#### INSTRUCTIONS FOR THE TASK
Pictures don't belong in the copy; print all the records exactly.

#### ENTRIES
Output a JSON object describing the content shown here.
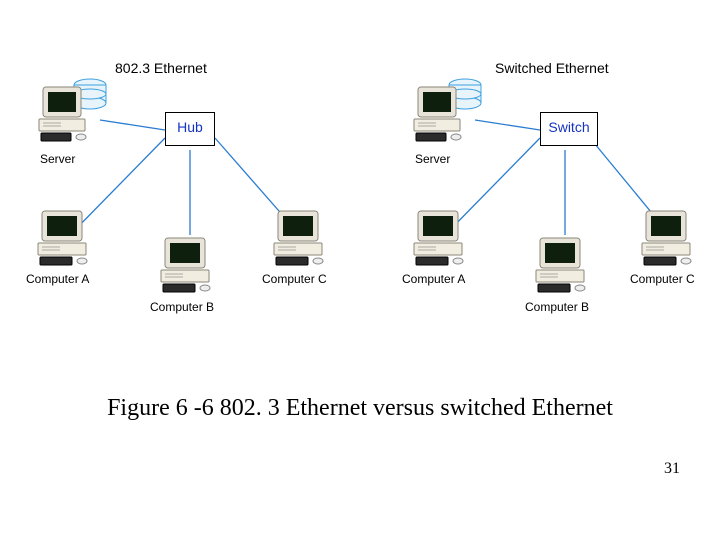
{
  "caption": "Figure 6 -6 802. 3 Ethernet versus switched Ethernet",
  "page_number": "31",
  "networks": [
    {
      "title": "802.3 Ethernet",
      "center_device_label": "Hub",
      "nodes": [
        "Server",
        "Computer A",
        "Computer B",
        "Computer C"
      ]
    },
    {
      "title": "Switched Ethernet",
      "center_device_label": "Switch",
      "nodes": [
        "Server",
        "Computer A",
        "Computer B",
        "Computer C"
      ]
    }
  ],
  "chart_data": {
    "type": "diagram",
    "title": "802.3 Ethernet versus switched Ethernet",
    "topologies": [
      {
        "name": "802.3 Ethernet",
        "center": "Hub",
        "endpoints": [
          "Server",
          "Computer A",
          "Computer B",
          "Computer C"
        ],
        "edges": [
          [
            "Hub",
            "Server"
          ],
          [
            "Hub",
            "Computer A"
          ],
          [
            "Hub",
            "Computer B"
          ],
          [
            "Hub",
            "Computer C"
          ]
        ]
      },
      {
        "name": "Switched Ethernet",
        "center": "Switch",
        "endpoints": [
          "Server",
          "Computer A",
          "Computer B",
          "Computer C"
        ],
        "edges": [
          [
            "Switch",
            "Server"
          ],
          [
            "Switch",
            "Computer A"
          ],
          [
            "Switch",
            "Computer B"
          ],
          [
            "Switch",
            "Computer C"
          ]
        ]
      }
    ]
  }
}
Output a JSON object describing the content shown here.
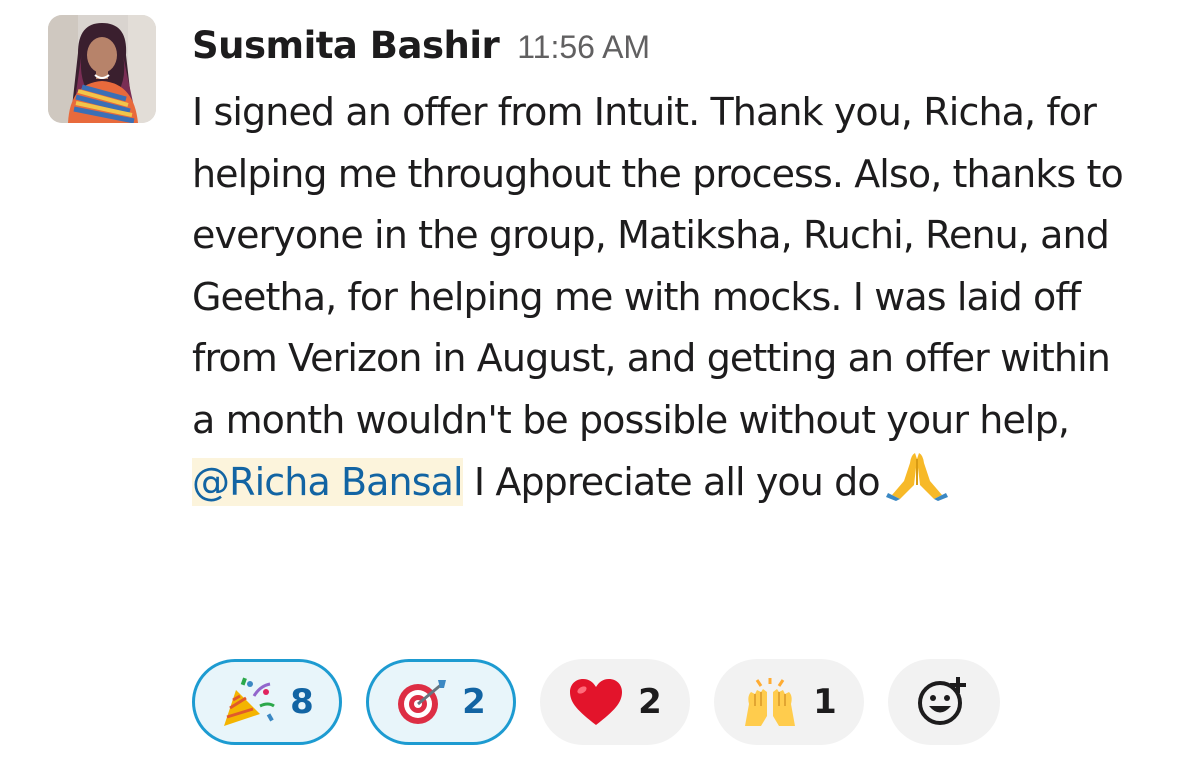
{
  "message": {
    "author": "Susmita Bashir",
    "timestamp": "11:56 AM",
    "text_before_mention": "I signed an offer from Intuit. Thank you, Richa, for helping me throughout the process. Also, thanks to everyone in the group, Matiksha, Ruchi, Renu, and Geetha, for helping me with mocks. I was laid off from Verizon in August, and getting an offer within a month wouldn't be possible without your help, ",
    "mention": "@Richa Bansal",
    "text_after_mention": " I Appreciate all you do",
    "trailing_emoji": "folded-hands-icon"
  },
  "reactions": [
    {
      "emoji": "party-popper-icon",
      "count": "8",
      "active": true
    },
    {
      "emoji": "direct-hit-icon",
      "count": "2",
      "active": true
    },
    {
      "emoji": "red-heart-icon",
      "count": "2",
      "active": false
    },
    {
      "emoji": "raising-hands-icon",
      "count": "1",
      "active": false
    }
  ],
  "add_reaction": {
    "icon": "add-reaction-icon"
  },
  "colors": {
    "mention_text": "#1264a3",
    "mention_background": "#fcf4dc",
    "active_reaction_border": "#1d9bd1",
    "active_reaction_background": "#e8f5fa",
    "inactive_reaction_background": "#f2f2f2",
    "timestamp": "#616061"
  }
}
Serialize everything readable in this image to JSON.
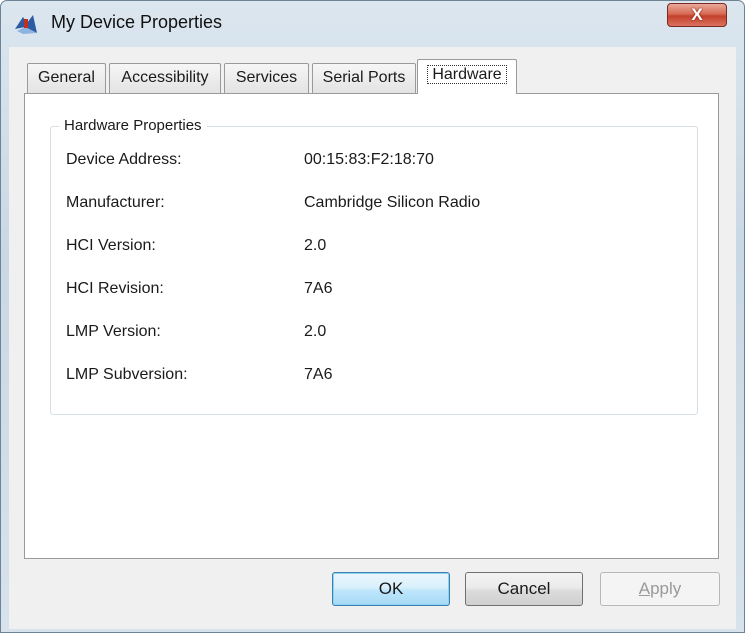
{
  "window": {
    "title": "My Device Properties",
    "close_label": "X"
  },
  "tabs": [
    {
      "label": "General"
    },
    {
      "label": "Accessibility"
    },
    {
      "label": "Services"
    },
    {
      "label": "Serial Ports"
    },
    {
      "label": "Hardware",
      "active": true
    }
  ],
  "hardware": {
    "group_title": "Hardware Properties",
    "rows": [
      {
        "label": "Device Address:",
        "value": "00:15:83:F2:18:70"
      },
      {
        "label": "Manufacturer:",
        "value": "Cambridge Silicon Radio"
      },
      {
        "label": "HCI Version:",
        "value": "2.0"
      },
      {
        "label": "HCI Revision:",
        "value": "7A6"
      },
      {
        "label": "LMP Version:",
        "value": "2.0"
      },
      {
        "label": "LMP Subversion:",
        "value": "7A6"
      }
    ]
  },
  "buttons": {
    "ok": "OK",
    "cancel": "Cancel",
    "apply_first": "A",
    "apply_rest": "pply"
  },
  "icons": {
    "app": "bluetooth-device-icon",
    "close": "close-icon"
  }
}
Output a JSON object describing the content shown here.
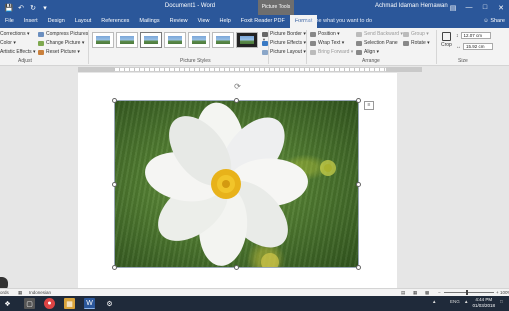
{
  "titlebar": {
    "doc_title": "Document1 - Word",
    "context_group": "Picture Tools",
    "user": "Achmad Idaman Hernawan",
    "qat_icons": [
      "save-icon",
      "undo-icon",
      "redo-icon"
    ],
    "win_minimize": "—",
    "win_maximize": "□",
    "win_close": "✕"
  },
  "tabs": [
    "File",
    "Insert",
    "Design",
    "Layout",
    "References",
    "Mailings",
    "Review",
    "View",
    "Help",
    "Foxit Reader PDF",
    "Format"
  ],
  "active_tab": "Format",
  "tell_me": "Tell me what you want to do",
  "share": "Share",
  "ribbon": {
    "adjust": {
      "corrections": "Corrections ▾",
      "color": "Color ▾",
      "artistic_effects": "Artistic Effects ▾",
      "compress": "Compress Pictures",
      "change": "Change Picture ▾",
      "reset": "Reset Picture ▾",
      "label": "Adjust"
    },
    "picture_styles": {
      "label": "Picture Styles",
      "picture_border": "Picture Border ▾",
      "picture_effects": "Picture Effects ▾",
      "picture_layout": "Picture Layout ▾"
    },
    "arrange": {
      "label": "Arrange",
      "position": "Position ▾",
      "wrap_text": "Wrap Text ▾",
      "bring_forward": "Bring Forward ▾",
      "send_backward": "Send Backward ▾",
      "selection_pane": "Selection Pane",
      "align": "Align ▾",
      "group": "Group ▾",
      "rotate": "Rotate ▾"
    },
    "size": {
      "label": "Size",
      "crop": "Crop",
      "height": "12.07 cm",
      "width": "15.92 cm"
    }
  },
  "status": {
    "words": "ords",
    "language": "Indonesian",
    "zoom": "100%"
  },
  "taskbar": {
    "time": "4:44 PM",
    "date": "01/03/2018",
    "lang": "ENG"
  }
}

#### WRITTEN ANSWER
Output a JSON object describing the content shown here.
{
  "caption": "Figure 6 -6 802. 3 Ethernet versus switched Ethernet",
  "page_number": "31",
  "networks": [
    {
      "title": "802.3 Ethernet",
      "center_device_label": "Hub",
      "nodes": [
        "Server",
        "Computer A",
        "Computer B",
        "Computer C"
      ]
    },
    {
      "title": "Switched Ethernet",
      "center_device_label": "Switch",
      "nodes": [
        "Server",
        "Computer A",
        "Computer B",
        "Computer C"
      ]
    }
  ],
  "chart_data": {
    "type": "diagram",
    "title": "802.3 Ethernet versus switched Ethernet",
    "topologies": [
      {
        "name": "802.3 Ethernet",
        "center": "Hub",
        "endpoints": [
          "Server",
          "Computer A",
          "Computer B",
          "Computer C"
        ],
        "edges": [
          [
            "Hub",
            "Server"
          ],
          [
            "Hub",
            "Computer A"
          ],
          [
            "Hub",
            "Computer B"
          ],
          [
            "Hub",
            "Computer C"
          ]
        ]
      },
      {
        "name": "Switched Ethernet",
        "center": "Switch",
        "endpoints": [
          "Server",
          "Computer A",
          "Computer B",
          "Computer C"
        ],
        "edges": [
          [
            "Switch",
            "Server"
          ],
          [
            "Switch",
            "Computer A"
          ],
          [
            "Switch",
            "Computer B"
          ],
          [
            "Switch",
            "Computer C"
          ]
        ]
      }
    ]
  }
}
Output a JSON object describing the content shown here.
{
  "message": {
    "author": "Susmita Bashir",
    "timestamp": "11:56 AM",
    "text_before_mention": "I signed an offer from Intuit. Thank you, Richa, for helping me throughout the process. Also, thanks to everyone in the group, Matiksha, Ruchi, Renu, and Geetha, for helping me with mocks. I was laid off from Verizon in August, and getting an offer within a month wouldn't be possible without your help, ",
    "mention": "@Richa Bansal",
    "text_after_mention": " I Appreciate all you do",
    "trailing_emoji": "folded-hands-icon"
  },
  "reactions": [
    {
      "emoji": "party-popper-icon",
      "count": "8",
      "active": true
    },
    {
      "emoji": "direct-hit-icon",
      "count": "2",
      "active": true
    },
    {
      "emoji": "red-heart-icon",
      "count": "2",
      "active": false
    },
    {
      "emoji": "raising-hands-icon",
      "count": "1",
      "active": false
    }
  ],
  "add_reaction": {
    "icon": "add-reaction-icon"
  },
  "colors": {
    "mention_text": "#1264a3",
    "mention_background": "#fcf4dc",
    "active_reaction_border": "#1d9bd1",
    "active_reaction_background": "#e8f5fa",
    "inactive_reaction_background": "#f2f2f2",
    "timestamp": "#616061"
  }
}
Serialize everything readable in this image to JSON.
{
  "window": {
    "title": "My Device Properties",
    "close_label": "X"
  },
  "tabs": [
    {
      "label": "General"
    },
    {
      "label": "Accessibility"
    },
    {
      "label": "Services"
    },
    {
      "label": "Serial Ports"
    },
    {
      "label": "Hardware",
      "active": true
    }
  ],
  "hardware": {
    "group_title": "Hardware Properties",
    "rows": [
      {
        "label": "Device Address:",
        "value": "00:15:83:F2:18:70"
      },
      {
        "label": "Manufacturer:",
        "value": "Cambridge Silicon Radio"
      },
      {
        "label": "HCI Version:",
        "value": "2.0"
      },
      {
        "label": "HCI Revision:",
        "value": "7A6"
      },
      {
        "label": "LMP Version:",
        "value": "2.0"
      },
      {
        "label": "LMP Subversion:",
        "value": "7A6"
      }
    ]
  },
  "buttons": {
    "ok": "OK",
    "cancel": "Cancel",
    "apply_first": "A",
    "apply_rest": "pply"
  },
  "icons": {
    "app": "bluetooth-device-icon",
    "close": "close-icon"
  }
}
Output a JSON object describing the content shown here.
{
  "titlebar": {
    "doc_title": "Document1 - Word",
    "context_group": "Picture Tools",
    "user": "Achmad Idaman Hernawan",
    "qat_icons": [
      "save-icon",
      "undo-icon",
      "redo-icon"
    ],
    "win_minimize": "—",
    "win_maximize": "□",
    "win_close": "✕"
  },
  "tabs": [
    "File",
    "Insert",
    "Design",
    "Layout",
    "References",
    "Mailings",
    "Review",
    "View",
    "Help",
    "Foxit Reader PDF",
    "Format"
  ],
  "active_tab": "Format",
  "tell_me": "Tell me what you want to do",
  "share": "Share",
  "ribbon": {
    "adjust": {
      "corrections": "Corrections ▾",
      "color": "Color ▾",
      "artistic_effects": "Artistic Effects ▾",
      "compress": "Compress Pictures",
      "change": "Change Picture ▾",
      "reset": "Reset Picture ▾",
      "label": "Adjust"
    },
    "picture_styles": {
      "label": "Picture Styles",
      "picture_border": "Picture Border ▾",
      "picture_effects": "Picture Effects ▾",
      "picture_layout": "Picture Layout ▾"
    },
    "arrange": {
      "label": "Arrange",
      "position": "Position ▾",
      "wrap_text": "Wrap Text ▾",
      "bring_forward": "Bring Forward ▾",
      "send_backward": "Send Backward ▾",
      "selection_pane": "Selection Pane",
      "align": "Align ▾",
      "group": "Group ▾",
      "rotate": "Rotate ▾"
    },
    "size": {
      "label": "Size",
      "crop": "Crop",
      "height": "12.07 cm",
      "width": "15.92 cm"
    }
  },
  "status": {
    "words": "ords",
    "language": "Indonesian",
    "zoom": "100%"
  },
  "taskbar": {
    "time": "4:44 PM",
    "date": "01/03/2018",
    "lang": "ENG"
  }
}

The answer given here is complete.